[The task]
Which lines hold the word "position"? Copy each of them from the material.

[Task material]
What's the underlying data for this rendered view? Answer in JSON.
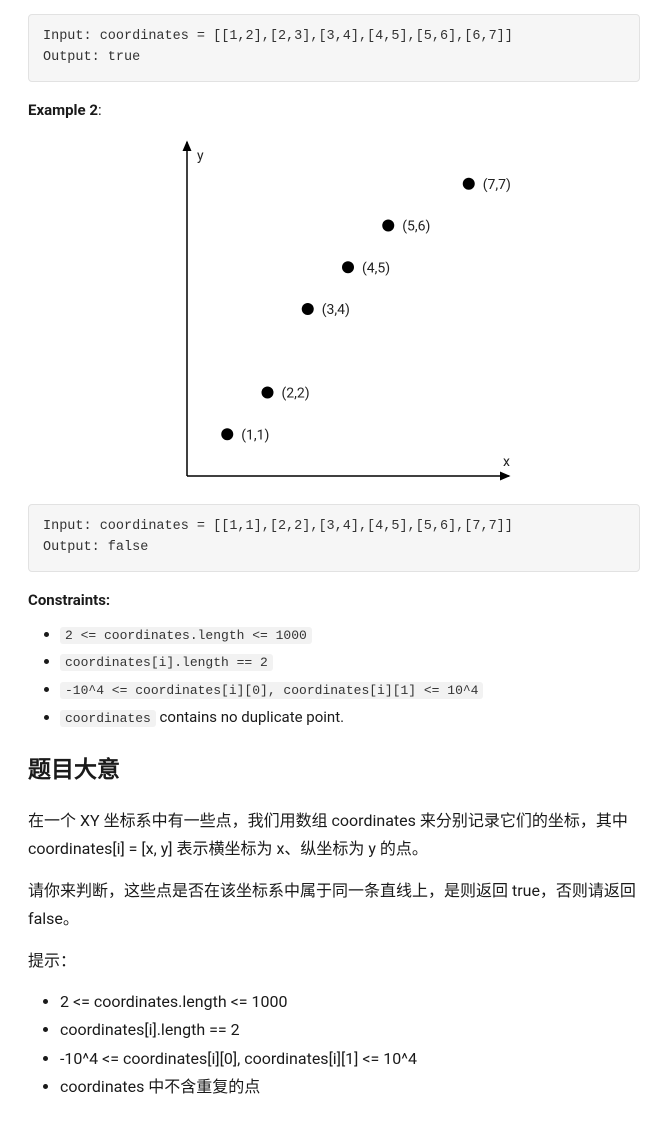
{
  "example1": {
    "input_line": "Input: coordinates = [[1,2],[2,3],[3,4],[4,5],[5,6],[6,7]]",
    "output_line": "Output: true"
  },
  "example2_label": "Example 2",
  "chart_data": {
    "type": "scatter",
    "title": "",
    "xlabel": "x",
    "ylabel": "y",
    "xlim": [
      0,
      8
    ],
    "ylim": [
      0,
      8
    ],
    "points": [
      {
        "x": 1,
        "y": 1,
        "label": "(1,1)"
      },
      {
        "x": 2,
        "y": 2,
        "label": "(2,2)"
      },
      {
        "x": 3,
        "y": 4,
        "label": "(3,4)"
      },
      {
        "x": 4,
        "y": 5,
        "label": "(4,5)"
      },
      {
        "x": 5,
        "y": 6,
        "label": "(5,6)"
      },
      {
        "x": 7,
        "y": 7,
        "label": "(7,7)"
      }
    ]
  },
  "example2": {
    "input_line": "Input: coordinates = [[1,1],[2,2],[3,4],[4,5],[5,6],[7,7]]",
    "output_line": "Output: false"
  },
  "constraints_label": "Constraints:",
  "constraints": [
    {
      "code": "2 <= coordinates.length <= 1000"
    },
    {
      "code": "coordinates[i].length == 2"
    },
    {
      "code": "-10^4 <= coordinates[i][0], coordinates[i][1] <= 10^4"
    },
    {
      "code": "coordinates",
      "suffix": " contains no duplicate point."
    }
  ],
  "section_title": "题目大意",
  "para1": "在一个 XY 坐标系中有一些点，我们用数组 coordinates 来分别记录它们的坐标，其中 coordinates[i] = [x, y] 表示横坐标为 x、纵坐标为 y 的点。",
  "para2": "请你来判断，这些点是否在该坐标系中属于同一条直线上，是则返回 true，否则请返回 false。",
  "hints_label": "提示：",
  "hints": [
    "2 <= coordinates.length <= 1000",
    "coordinates[i].length == 2",
    "-10^4 <= coordinates[i][0], coordinates[i][1] <= 10^4",
    "coordinates 中不含重复的点"
  ]
}
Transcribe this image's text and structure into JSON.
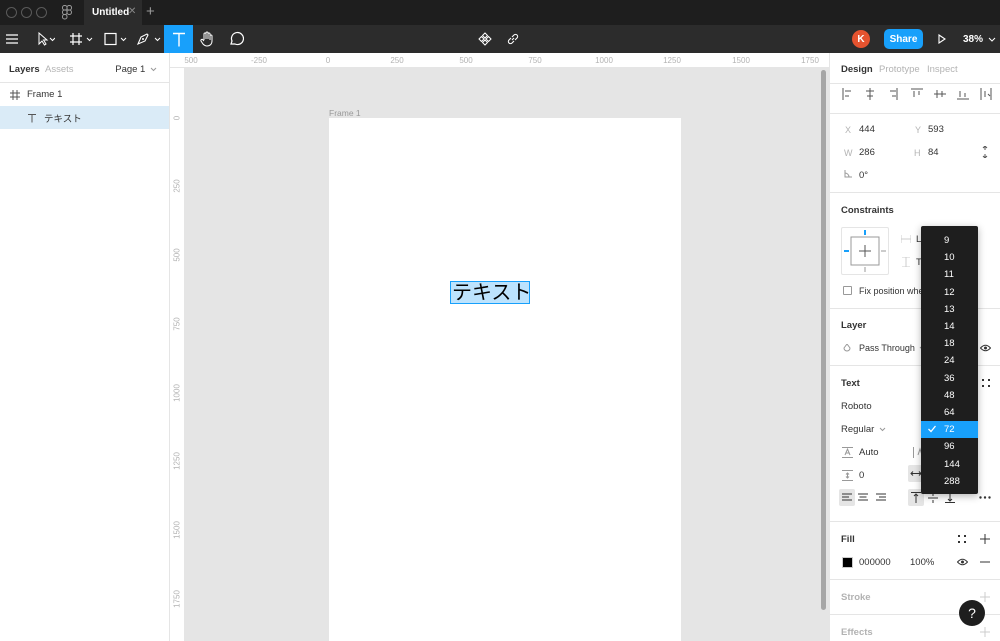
{
  "window": {
    "tab_title": "Untitled",
    "tab_close": "✕",
    "tab_add": "+"
  },
  "toolbar": {
    "avatar_initial": "K",
    "share_label": "Share",
    "zoom_label": "38%"
  },
  "left_panel": {
    "tabs": [
      "Layers",
      "Assets"
    ],
    "page_selector": "Page 1",
    "layers": [
      {
        "name": "Frame 1",
        "icon": "frame-icon"
      },
      {
        "name": "テキスト",
        "icon": "text-icon"
      }
    ]
  },
  "canvas": {
    "frame_label": "Frame 1",
    "text_content": "テキスト",
    "ruler_top_ticks": [
      "-250",
      "0",
      "250",
      "500",
      "750",
      "1000",
      "1250",
      "1500",
      "1750"
    ],
    "ruler_top_partial": "500",
    "ruler_left_ticks": [
      "0",
      "250",
      "500",
      "750",
      "1000",
      "1250",
      "1500",
      "1750"
    ]
  },
  "right_panel": {
    "tabs": [
      "Design",
      "Prototype",
      "Inspect"
    ],
    "position": {
      "x_label": "X",
      "x": "444",
      "y_label": "Y",
      "y": "593",
      "w_label": "W",
      "w": "286",
      "h_label": "H",
      "h": "84",
      "rotation": "0°"
    },
    "constraints": {
      "title": "Constraints",
      "horizontal": "Le",
      "vertical": "To",
      "fix_position": "Fix position whe"
    },
    "layer": {
      "title": "Layer",
      "blend_mode": "Pass Through"
    },
    "text": {
      "title": "Text",
      "font_family": "Roboto",
      "font_weight": "Regular",
      "line_height": "Auto",
      "letter_spacing": "0"
    },
    "fill": {
      "title": "Fill",
      "color_hex": "000000",
      "opacity": "100%"
    },
    "stroke": {
      "title": "Stroke"
    },
    "effects": {
      "title": "Effects"
    }
  },
  "font_size_dropdown": {
    "options": [
      "9",
      "10",
      "11",
      "12",
      "13",
      "14",
      "18",
      "24",
      "36",
      "48",
      "64",
      "72",
      "96",
      "144",
      "288"
    ],
    "selected": "72"
  },
  "help_label": "?",
  "colors": {
    "accent": "#18a0fb",
    "dark": "#2c2c2c",
    "selection": "#daebf7"
  }
}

[Finished answer]
    "position": {
      "fix_position": "Fix position whe"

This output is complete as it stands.